▶ Task objective
Skip the pictures and repeat each line of the data exactly.
☆ ☆ ☆ ☆ ☆ ☆ ☆
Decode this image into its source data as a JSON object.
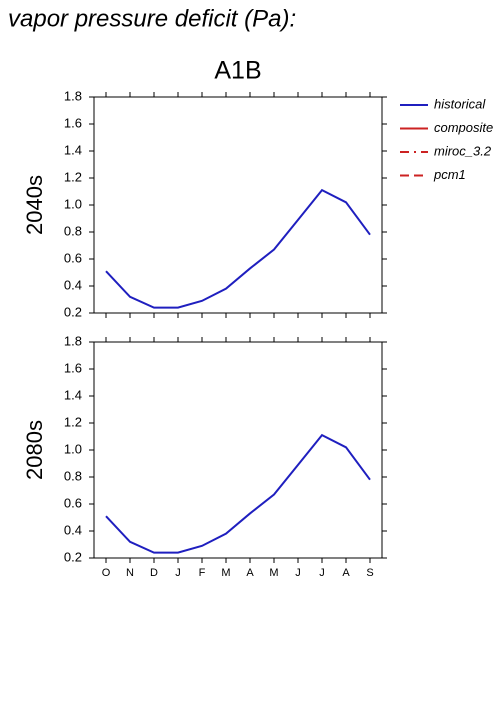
{
  "chart_data": [
    {
      "type": "line",
      "title": "vapor pressure deficit (Pa):",
      "subtitle": "A1B",
      "ylabel": "2040s",
      "categories": [
        "O",
        "N",
        "D",
        "J",
        "F",
        "M",
        "A",
        "M",
        "J",
        "J",
        "A",
        "S"
      ],
      "series": [
        {
          "name": "historical",
          "color": "#1f1fbf",
          "dash": "solid",
          "values": [
            0.51,
            0.32,
            0.24,
            0.24,
            0.29,
            0.38,
            0.53,
            0.67,
            0.89,
            1.11,
            1.02,
            0.78
          ]
        },
        {
          "name": "composite",
          "color": "#cc2222",
          "dash": "solid",
          "values": [
            null,
            null,
            null,
            null,
            null,
            null,
            null,
            null,
            null,
            null,
            null,
            null
          ]
        },
        {
          "name": "miroc_3.2",
          "color": "#cc2222",
          "dash": "dashdot",
          "values": [
            null,
            null,
            null,
            null,
            null,
            null,
            null,
            null,
            null,
            null,
            null,
            null
          ]
        },
        {
          "name": "pcm1",
          "color": "#cc2222",
          "dash": "dashed",
          "values": [
            null,
            null,
            null,
            null,
            null,
            null,
            null,
            null,
            null,
            null,
            null,
            null
          ]
        }
      ],
      "ylim": [
        0.2,
        1.8
      ],
      "yticks": [
        0.2,
        0.4,
        0.6,
        0.8,
        {
          "value": 1,
          "label": "1.0"
        },
        1.2,
        1.4,
        1.6,
        1.8
      ]
    },
    {
      "type": "line",
      "ylabel": "2080s",
      "categories": [
        "O",
        "N",
        "D",
        "J",
        "F",
        "M",
        "A",
        "M",
        "J",
        "J",
        "A",
        "S"
      ],
      "series": [
        {
          "name": "historical",
          "color": "#1f1fbf",
          "dash": "solid",
          "values": [
            0.51,
            0.32,
            0.24,
            0.24,
            0.29,
            0.38,
            0.53,
            0.67,
            0.89,
            1.11,
            1.02,
            0.78
          ]
        }
      ],
      "ylim": [
        0.2,
        1.8
      ],
      "yticks": [
        0.2,
        0.4,
        0.6,
        0.8,
        {
          "value": 1,
          "label": "1.0"
        },
        1.2,
        1.4,
        1.6,
        1.8
      ]
    }
  ]
}
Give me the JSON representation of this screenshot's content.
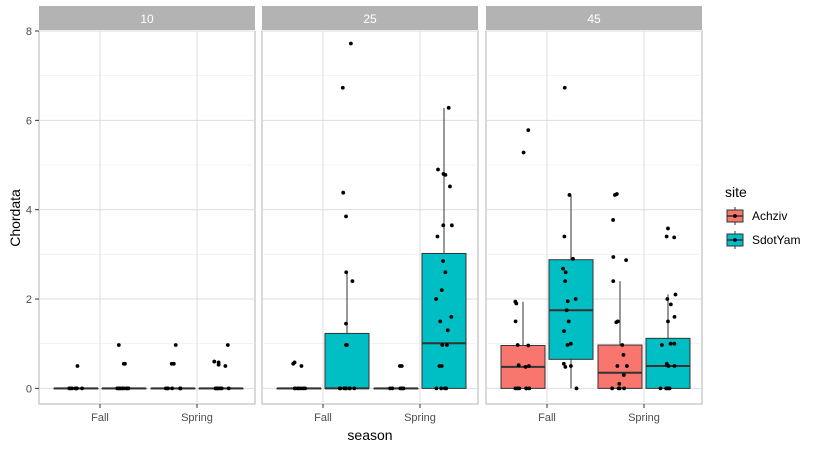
{
  "chart_data": {
    "type": "boxplot",
    "xlabel": "season",
    "ylabel": "Chordata",
    "ylim": [
      -0.35,
      8.0
    ],
    "y_ticks": [
      0,
      2,
      4,
      6,
      8
    ],
    "facet_variable": "depth",
    "facets": [
      "10",
      "25",
      "45"
    ],
    "categories": [
      "Fall",
      "Spring"
    ],
    "grid": true,
    "legend": {
      "title": "site",
      "position": "right",
      "entries": [
        {
          "name": "Achziv",
          "color": "#F8766D"
        },
        {
          "name": "SdotYam",
          "color": "#00BFC4"
        }
      ]
    },
    "boxes": [
      {
        "facet": "10",
        "season": "Fall",
        "site": "Achziv",
        "q1": 0,
        "median": 0,
        "q3": 0,
        "whisker_low": 0,
        "whisker_high": 0,
        "points": [
          0,
          0,
          0,
          0,
          0,
          0,
          0,
          0,
          0.5
        ]
      },
      {
        "facet": "10",
        "season": "Fall",
        "site": "SdotYam",
        "q1": 0,
        "median": 0,
        "q3": 0,
        "whisker_low": 0,
        "whisker_high": 0,
        "points": [
          0,
          0,
          0,
          0,
          0,
          0,
          0,
          0,
          0,
          0.55,
          0.55,
          0.97
        ]
      },
      {
        "facet": "10",
        "season": "Spring",
        "site": "Achziv",
        "q1": 0,
        "median": 0,
        "q3": 0,
        "whisker_low": 0,
        "whisker_high": 0,
        "points": [
          0,
          0,
          0,
          0,
          0,
          0,
          0,
          0.55,
          0.55,
          0.97
        ]
      },
      {
        "facet": "10",
        "season": "Spring",
        "site": "SdotYam",
        "q1": 0,
        "median": 0,
        "q3": 0,
        "whisker_low": 0,
        "whisker_high": 0,
        "points": [
          0,
          0,
          0,
          0,
          0,
          0,
          0,
          0,
          0.5,
          0.53,
          0.58,
          0.6,
          0.97
        ]
      },
      {
        "facet": "25",
        "season": "Fall",
        "site": "Achziv",
        "q1": 0,
        "median": 0,
        "q3": 0,
        "whisker_low": 0,
        "whisker_high": 0,
        "points": [
          0,
          0,
          0,
          0,
          0,
          0,
          0,
          0.5,
          0.55,
          0.58
        ]
      },
      {
        "facet": "25",
        "season": "Fall",
        "site": "SdotYam",
        "q1": 0,
        "median": 0,
        "q3": 1.23,
        "whisker_low": 0,
        "whisker_high": 2.6,
        "points": [
          0,
          0,
          0,
          0,
          0,
          0,
          0,
          0,
          0.97,
          0.97,
          1.45,
          2.4,
          2.6,
          3.85,
          4.38,
          6.73,
          7.72
        ]
      },
      {
        "facet": "25",
        "season": "Spring",
        "site": "Achziv",
        "q1": 0,
        "median": 0,
        "q3": 0,
        "whisker_low": 0,
        "whisker_high": 0,
        "points": [
          0,
          0,
          0,
          0,
          0,
          0,
          0.5,
          0.5
        ]
      },
      {
        "facet": "25",
        "season": "Spring",
        "site": "SdotYam",
        "q1": 0,
        "median": 1.01,
        "q3": 3.02,
        "whisker_low": 0,
        "whisker_high": 6.28,
        "points": [
          0,
          0,
          0,
          0,
          0.5,
          0.5,
          0.97,
          0.97,
          1.3,
          1.5,
          1.6,
          2.0,
          2.2,
          2.6,
          2.85,
          3.4,
          3.65,
          3.65,
          4.52,
          4.78,
          4.8,
          4.9,
          6.28
        ]
      },
      {
        "facet": "45",
        "season": "Fall",
        "site": "Achziv",
        "q1": 0,
        "median": 0.48,
        "q3": 0.96,
        "whisker_low": 0,
        "whisker_high": 1.94,
        "points": [
          0,
          0,
          0,
          0,
          0,
          0,
          0.48,
          0.5,
          0.52,
          0.96,
          0.97,
          1.5,
          1.9,
          1.94,
          5.28,
          5.78
        ]
      },
      {
        "facet": "45",
        "season": "Fall",
        "site": "SdotYam",
        "q1": 0.65,
        "median": 1.75,
        "q3": 2.88,
        "whisker_low": 0,
        "whisker_high": 4.33,
        "points": [
          0,
          0.48,
          0.5,
          0.55,
          0.97,
          1.0,
          1.28,
          1.5,
          1.75,
          1.95,
          2.0,
          2.4,
          2.6,
          2.68,
          2.9,
          3.4,
          4.33,
          6.73
        ]
      },
      {
        "facet": "45",
        "season": "Spring",
        "site": "Achziv",
        "q1": 0,
        "median": 0.35,
        "q3": 0.97,
        "whisker_low": 0,
        "whisker_high": 2.4,
        "points": [
          0,
          0,
          0,
          0,
          0.1,
          0.3,
          0.5,
          0.5,
          0.75,
          0.97,
          1.48,
          1.5,
          2.4,
          2.87,
          2.94,
          3.77,
          4.33,
          4.35
        ]
      },
      {
        "facet": "45",
        "season": "Spring",
        "site": "SdotYam",
        "q1": 0,
        "median": 0.5,
        "q3": 1.12,
        "whisker_low": 0,
        "whisker_high": 2.1,
        "points": [
          0,
          0,
          0,
          0,
          0,
          0.5,
          0.5,
          0.55,
          0.97,
          1.0,
          1.0,
          1.5,
          1.6,
          1.88,
          2.0,
          2.1,
          3.38,
          3.4,
          3.58
        ]
      }
    ]
  }
}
☆ ☆ ☆ ☆ ☆ ☆ ☆
▶ Written reply
Decode this image into its source data as a JSON object.
{
  "chart_data": [
    {
      "type": "line",
      "title": "vapor pressure deficit (Pa):",
      "subtitle": "A1B",
      "ylabel": "2040s",
      "categories": [
        "O",
        "N",
        "D",
        "J",
        "F",
        "M",
        "A",
        "M",
        "J",
        "J",
        "A",
        "S"
      ],
      "series": [
        {
          "name": "historical",
          "color": "#1f1fbf",
          "dash": "solid",
          "values": [
            0.51,
            0.32,
            0.24,
            0.24,
            0.29,
            0.38,
            0.53,
            0.67,
            0.89,
            1.11,
            1.02,
            0.78
          ]
        },
        {
          "name": "composite",
          "color": "#cc2222",
          "dash": "solid",
          "values": [
            null,
            null,
            null,
            null,
            null,
            null,
            null,
            null,
            null,
            null,
            null,
            null
          ]
        },
        {
          "name": "miroc_3.2",
          "color": "#cc2222",
          "dash": "dashdot",
          "values": [
            null,
            null,
            null,
            null,
            null,
            null,
            null,
            null,
            null,
            null,
            null,
            null
          ]
        },
        {
          "name": "pcm1",
          "color": "#cc2222",
          "dash": "dashed",
          "values": [
            null,
            null,
            null,
            null,
            null,
            null,
            null,
            null,
            null,
            null,
            null,
            null
          ]
        }
      ],
      "ylim": [
        0.2,
        1.8
      ],
      "yticks": [
        0.2,
        0.4,
        0.6,
        0.8,
        {
          "value": 1,
          "label": "1.0"
        },
        1.2,
        1.4,
        1.6,
        1.8
      ]
    },
    {
      "type": "line",
      "ylabel": "2080s",
      "categories": [
        "O",
        "N",
        "D",
        "J",
        "F",
        "M",
        "A",
        "M",
        "J",
        "J",
        "A",
        "S"
      ],
      "series": [
        {
          "name": "historical",
          "color": "#1f1fbf",
          "dash": "solid",
          "values": [
            0.51,
            0.32,
            0.24,
            0.24,
            0.29,
            0.38,
            0.53,
            0.67,
            0.89,
            1.11,
            1.02,
            0.78
          ]
        }
      ],
      "ylim": [
        0.2,
        1.8
      ],
      "yticks": [
        0.2,
        0.4,
        0.6,
        0.8,
        {
          "value": 1,
          "label": "1.0"
        },
        1.2,
        1.4,
        1.6,
        1.8
      ]
    }
  ]
}
Give me the JSON representation of this screenshot's content.
{
  "chart_data": {
    "type": "boxplot",
    "xlabel": "season",
    "ylabel": "Chordata",
    "ylim": [
      -0.35,
      8.0
    ],
    "y_ticks": [
      0,
      2,
      4,
      6,
      8
    ],
    "facet_variable": "depth",
    "facets": [
      "10",
      "25",
      "45"
    ],
    "categories": [
      "Fall",
      "Spring"
    ],
    "grid": true,
    "legend": {
      "title": "site",
      "position": "right",
      "entries": [
        {
          "name": "Achziv",
          "color": "#F8766D"
        },
        {
          "name": "SdotYam",
          "color": "#00BFC4"
        }
      ]
    },
    "boxes": [
      {
        "facet": "10",
        "season": "Fall",
        "site": "Achziv",
        "q1": 0,
        "median": 0,
        "q3": 0,
        "whisker_low": 0,
        "whisker_high": 0,
        "points": [
          0,
          0,
          0,
          0,
          0,
          0,
          0,
          0,
          0.5
        ]
      },
      {
        "facet": "10",
        "season": "Fall",
        "site": "SdotYam",
        "q1": 0,
        "median": 0,
        "q3": 0,
        "whisker_low": 0,
        "whisker_high": 0,
        "points": [
          0,
          0,
          0,
          0,
          0,
          0,
          0,
          0,
          0,
          0.55,
          0.55,
          0.97
        ]
      },
      {
        "facet": "10",
        "season": "Spring",
        "site": "Achziv",
        "q1": 0,
        "median": 0,
        "q3": 0,
        "whisker_low": 0,
        "whisker_high": 0,
        "points": [
          0,
          0,
          0,
          0,
          0,
          0,
          0,
          0.55,
          0.55,
          0.97
        ]
      },
      {
        "facet": "10",
        "season": "Spring",
        "site": "SdotYam",
        "q1": 0,
        "median": 0,
        "q3": 0,
        "whisker_low": 0,
        "whisker_high": 0,
        "points": [
          0,
          0,
          0,
          0,
          0,
          0,
          0,
          0,
          0.5,
          0.53,
          0.58,
          0.6,
          0.97
        ]
      },
      {
        "facet": "25",
        "season": "Fall",
        "site": "Achziv",
        "q1": 0,
        "median": 0,
        "q3": 0,
        "whisker_low": 0,
        "whisker_high": 0,
        "points": [
          0,
          0,
          0,
          0,
          0,
          0,
          0,
          0.5,
          0.55,
          0.58
        ]
      },
      {
        "facet": "25",
        "season": "Fall",
        "site": "SdotYam",
        "q1": 0,
        "median": 0,
        "q3": 1.23,
        "whisker_low": 0,
        "whisker_high": 2.6,
        "points": [
          0,
          0,
          0,
          0,
          0,
          0,
          0,
          0,
          0.97,
          0.97,
          1.45,
          2.4,
          2.6,
          3.85,
          4.38,
          6.73,
          7.72
        ]
      },
      {
        "facet": "25",
        "season": "Spring",
        "site": "Achziv",
        "q1": 0,
        "median": 0,
        "q3": 0,
        "whisker_low": 0,
        "whisker_high": 0,
        "points": [
          0,
          0,
          0,
          0,
          0,
          0,
          0.5,
          0.5
        ]
      },
      {
        "facet": "25",
        "season": "Spring",
        "site": "SdotYam",
        "q1": 0,
        "median": 1.01,
        "q3": 3.02,
        "whisker_low": 0,
        "whisker_high": 6.28,
        "points": [
          0,
          0,
          0,
          0,
          0.5,
          0.5,
          0.97,
          0.97,
          1.3,
          1.5,
          1.6,
          2.0,
          2.2,
          2.6,
          2.85,
          3.4,
          3.65,
          3.65,
          4.52,
          4.78,
          4.8,
          4.9,
          6.28
        ]
      },
      {
        "facet": "45",
        "season": "Fall",
        "site": "Achziv",
        "q1": 0,
        "median": 0.48,
        "q3": 0.96,
        "whisker_low": 0,
        "whisker_high": 1.94,
        "points": [
          0,
          0,
          0,
          0,
          0,
          0,
          0.48,
          0.5,
          0.52,
          0.96,
          0.97,
          1.5,
          1.9,
          1.94,
          5.28,
          5.78
        ]
      },
      {
        "facet": "45",
        "season": "Fall",
        "site": "SdotYam",
        "q1": 0.65,
        "median": 1.75,
        "q3": 2.88,
        "whisker_low": 0,
        "whisker_high": 4.33,
        "points": [
          0,
          0.48,
          0.5,
          0.55,
          0.97,
          1.0,
          1.28,
          1.5,
          1.75,
          1.95,
          2.0,
          2.4,
          2.6,
          2.68,
          2.9,
          3.4,
          4.33,
          6.73
        ]
      },
      {
        "facet": "45",
        "season": "Spring",
        "site": "Achziv",
        "q1": 0,
        "median": 0.35,
        "q3": 0.97,
        "whisker_low": 0,
        "whisker_high": 2.4,
        "points": [
          0,
          0,
          0,
          0,
          0.1,
          0.3,
          0.5,
          0.5,
          0.75,
          0.97,
          1.48,
          1.5,
          2.4,
          2.87,
          2.94,
          3.77,
          4.33,
          4.35
        ]
      },
      {
        "facet": "45",
        "season": "Spring",
        "site": "SdotYam",
        "q1": 0,
        "median": 0.5,
        "q3": 1.12,
        "whisker_low": 0,
        "whisker_high": 2.1,
        "points": [
          0,
          0,
          0,
          0,
          0,
          0.5,
          0.5,
          0.55,
          0.97,
          1.0,
          1.0,
          1.5,
          1.6,
          1.88,
          2.0,
          2.1,
          3.38,
          3.4,
          3.58
        ]
      }
    ]
  }
}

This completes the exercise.